Find the lines with the string "предварительно" and return them.

══════

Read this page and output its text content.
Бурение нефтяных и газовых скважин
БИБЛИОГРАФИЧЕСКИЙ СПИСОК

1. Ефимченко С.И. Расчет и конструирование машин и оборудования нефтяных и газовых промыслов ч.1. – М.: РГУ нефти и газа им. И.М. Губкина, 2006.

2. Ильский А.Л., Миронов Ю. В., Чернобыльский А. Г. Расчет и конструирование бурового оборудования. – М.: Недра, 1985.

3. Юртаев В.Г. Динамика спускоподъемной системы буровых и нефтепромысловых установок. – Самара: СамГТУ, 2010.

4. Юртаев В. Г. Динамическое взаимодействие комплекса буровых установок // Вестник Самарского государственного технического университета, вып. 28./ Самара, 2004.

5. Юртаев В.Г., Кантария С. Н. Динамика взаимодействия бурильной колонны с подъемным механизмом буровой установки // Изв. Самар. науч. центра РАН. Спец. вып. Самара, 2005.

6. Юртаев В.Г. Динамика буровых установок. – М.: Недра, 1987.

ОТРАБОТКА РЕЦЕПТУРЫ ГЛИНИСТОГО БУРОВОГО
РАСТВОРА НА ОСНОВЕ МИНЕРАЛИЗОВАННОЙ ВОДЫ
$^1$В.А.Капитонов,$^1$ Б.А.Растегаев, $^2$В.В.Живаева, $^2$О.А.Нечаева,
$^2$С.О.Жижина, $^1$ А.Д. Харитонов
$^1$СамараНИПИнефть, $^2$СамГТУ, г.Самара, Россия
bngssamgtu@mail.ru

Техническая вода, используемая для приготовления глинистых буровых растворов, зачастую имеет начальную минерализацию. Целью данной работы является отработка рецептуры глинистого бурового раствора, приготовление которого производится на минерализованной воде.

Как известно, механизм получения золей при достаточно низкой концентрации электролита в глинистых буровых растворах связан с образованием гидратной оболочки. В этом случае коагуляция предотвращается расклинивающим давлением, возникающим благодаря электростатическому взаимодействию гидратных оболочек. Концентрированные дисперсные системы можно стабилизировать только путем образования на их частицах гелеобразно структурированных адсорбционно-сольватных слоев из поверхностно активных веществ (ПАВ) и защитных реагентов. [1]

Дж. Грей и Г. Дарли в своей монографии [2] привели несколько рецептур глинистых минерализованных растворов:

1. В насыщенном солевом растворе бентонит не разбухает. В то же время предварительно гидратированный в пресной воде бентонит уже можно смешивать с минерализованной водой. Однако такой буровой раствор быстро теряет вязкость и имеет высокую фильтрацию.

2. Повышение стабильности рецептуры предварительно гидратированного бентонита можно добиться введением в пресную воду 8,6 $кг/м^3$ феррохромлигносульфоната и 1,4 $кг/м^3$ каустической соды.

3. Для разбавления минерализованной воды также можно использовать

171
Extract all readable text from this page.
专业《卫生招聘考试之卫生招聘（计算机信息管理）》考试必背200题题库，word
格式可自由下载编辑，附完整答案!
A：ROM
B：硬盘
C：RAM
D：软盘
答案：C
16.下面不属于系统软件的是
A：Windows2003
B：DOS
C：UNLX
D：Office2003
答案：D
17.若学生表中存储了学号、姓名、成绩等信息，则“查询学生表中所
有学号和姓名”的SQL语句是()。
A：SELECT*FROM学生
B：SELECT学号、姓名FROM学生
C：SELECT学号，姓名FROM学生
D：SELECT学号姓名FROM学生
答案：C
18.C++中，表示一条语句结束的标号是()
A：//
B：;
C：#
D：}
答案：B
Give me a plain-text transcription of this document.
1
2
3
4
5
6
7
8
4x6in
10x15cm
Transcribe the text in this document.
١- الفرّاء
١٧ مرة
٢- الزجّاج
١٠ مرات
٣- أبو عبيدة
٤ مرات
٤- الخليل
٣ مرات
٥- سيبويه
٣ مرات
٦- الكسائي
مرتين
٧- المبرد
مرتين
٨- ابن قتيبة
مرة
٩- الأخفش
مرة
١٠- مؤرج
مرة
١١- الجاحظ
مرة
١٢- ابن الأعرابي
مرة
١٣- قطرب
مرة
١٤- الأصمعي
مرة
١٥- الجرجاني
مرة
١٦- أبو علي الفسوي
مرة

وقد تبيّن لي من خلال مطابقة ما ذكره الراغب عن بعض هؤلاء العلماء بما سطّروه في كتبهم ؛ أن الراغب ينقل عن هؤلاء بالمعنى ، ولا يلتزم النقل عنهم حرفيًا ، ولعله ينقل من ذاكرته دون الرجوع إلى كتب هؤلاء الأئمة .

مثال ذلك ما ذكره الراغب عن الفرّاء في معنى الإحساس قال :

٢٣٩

══════

OUTPUT:
1. В насыщенном солевом растворе бентонит не разбухает. В то же время предварительно гидратированный в пресной воде бентонит уже можно смешивать с минерализованной водой. Однако такой буровой раствор быстро теряет вязкость и имеет высокую фильтрацию.
2. Повышение стабильности рецептуры предварительно гидратированного бентонита можно добиться введением в пресную воду 8,6 $кг/м^3$ феррохромлигносульфоната и 1,4 $кг/м^3$ каустической соды.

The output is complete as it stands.